## Directions
Please list all lines of the material below in which the string "operón" occurs.

## Supplied records
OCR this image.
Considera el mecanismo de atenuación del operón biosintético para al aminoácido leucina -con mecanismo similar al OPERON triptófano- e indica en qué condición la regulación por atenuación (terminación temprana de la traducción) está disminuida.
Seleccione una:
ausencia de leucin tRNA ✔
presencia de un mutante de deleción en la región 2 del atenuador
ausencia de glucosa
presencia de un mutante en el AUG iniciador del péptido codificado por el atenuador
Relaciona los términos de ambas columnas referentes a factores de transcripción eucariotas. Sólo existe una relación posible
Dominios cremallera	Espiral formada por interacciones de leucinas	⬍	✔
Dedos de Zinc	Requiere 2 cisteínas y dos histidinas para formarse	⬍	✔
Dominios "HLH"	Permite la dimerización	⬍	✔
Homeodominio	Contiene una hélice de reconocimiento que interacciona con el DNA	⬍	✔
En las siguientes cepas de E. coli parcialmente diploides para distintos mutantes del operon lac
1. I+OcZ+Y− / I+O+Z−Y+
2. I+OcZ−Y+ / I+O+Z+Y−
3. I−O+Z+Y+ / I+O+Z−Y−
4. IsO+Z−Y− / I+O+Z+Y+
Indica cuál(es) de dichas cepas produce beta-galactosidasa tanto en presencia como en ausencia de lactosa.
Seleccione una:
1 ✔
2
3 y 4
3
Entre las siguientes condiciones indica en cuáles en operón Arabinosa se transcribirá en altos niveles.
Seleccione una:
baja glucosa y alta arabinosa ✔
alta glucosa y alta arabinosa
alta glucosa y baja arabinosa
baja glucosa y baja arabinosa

## Answer for the task
Considera el mecanismo de atenuación del operón biosintético para al aminoácido leucina -con mecanismo similar al OPERON triptófano- e indica en qué condición la regulación por atenuación (terminación temprana de la traducción) está disminuida.
Entre las siguientes condiciones indica en cuáles en operón Arabinosa se transcribirá en altos niveles.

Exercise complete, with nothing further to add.